**TASK INSTRUCTIONS**
List each line of the data in which the string "city" appears.

== DATA RECORDS

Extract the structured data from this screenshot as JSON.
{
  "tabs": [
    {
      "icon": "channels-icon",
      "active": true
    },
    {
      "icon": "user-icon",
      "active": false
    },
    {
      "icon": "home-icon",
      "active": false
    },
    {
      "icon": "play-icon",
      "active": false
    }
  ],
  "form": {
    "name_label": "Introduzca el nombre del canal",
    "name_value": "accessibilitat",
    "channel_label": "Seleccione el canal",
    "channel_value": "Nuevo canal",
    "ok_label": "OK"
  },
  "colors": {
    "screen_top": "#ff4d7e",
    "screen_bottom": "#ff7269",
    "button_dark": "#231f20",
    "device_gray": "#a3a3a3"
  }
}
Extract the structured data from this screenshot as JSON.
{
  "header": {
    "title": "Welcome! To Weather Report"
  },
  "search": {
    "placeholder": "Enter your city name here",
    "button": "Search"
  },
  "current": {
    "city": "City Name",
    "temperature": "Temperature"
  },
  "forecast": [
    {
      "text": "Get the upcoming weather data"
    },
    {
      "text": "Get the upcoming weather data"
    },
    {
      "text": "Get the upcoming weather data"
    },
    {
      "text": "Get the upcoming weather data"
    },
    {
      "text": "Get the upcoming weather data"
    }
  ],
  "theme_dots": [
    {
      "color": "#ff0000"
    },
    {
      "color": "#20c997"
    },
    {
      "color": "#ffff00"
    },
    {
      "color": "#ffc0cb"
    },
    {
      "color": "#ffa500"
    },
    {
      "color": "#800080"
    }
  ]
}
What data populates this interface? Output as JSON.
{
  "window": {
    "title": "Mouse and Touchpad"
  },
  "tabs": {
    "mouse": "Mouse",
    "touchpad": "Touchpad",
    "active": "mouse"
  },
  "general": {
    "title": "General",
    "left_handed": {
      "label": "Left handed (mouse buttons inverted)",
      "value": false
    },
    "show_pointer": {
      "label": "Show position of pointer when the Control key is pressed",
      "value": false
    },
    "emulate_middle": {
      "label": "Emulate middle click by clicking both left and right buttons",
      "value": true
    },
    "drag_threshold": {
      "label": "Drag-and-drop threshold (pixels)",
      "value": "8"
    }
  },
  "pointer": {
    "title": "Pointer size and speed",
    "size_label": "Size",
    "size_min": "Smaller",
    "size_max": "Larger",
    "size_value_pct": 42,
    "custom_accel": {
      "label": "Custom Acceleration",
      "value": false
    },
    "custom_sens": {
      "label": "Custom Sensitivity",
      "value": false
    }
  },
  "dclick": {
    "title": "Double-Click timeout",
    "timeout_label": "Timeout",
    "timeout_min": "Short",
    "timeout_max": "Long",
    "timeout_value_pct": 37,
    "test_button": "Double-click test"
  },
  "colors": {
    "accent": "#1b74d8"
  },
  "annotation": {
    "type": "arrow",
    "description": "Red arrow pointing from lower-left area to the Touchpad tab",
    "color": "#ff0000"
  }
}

====

**WRITTEN RESPONSE**
    "placeholder": "Enter your city name here",
    "city": "City Name",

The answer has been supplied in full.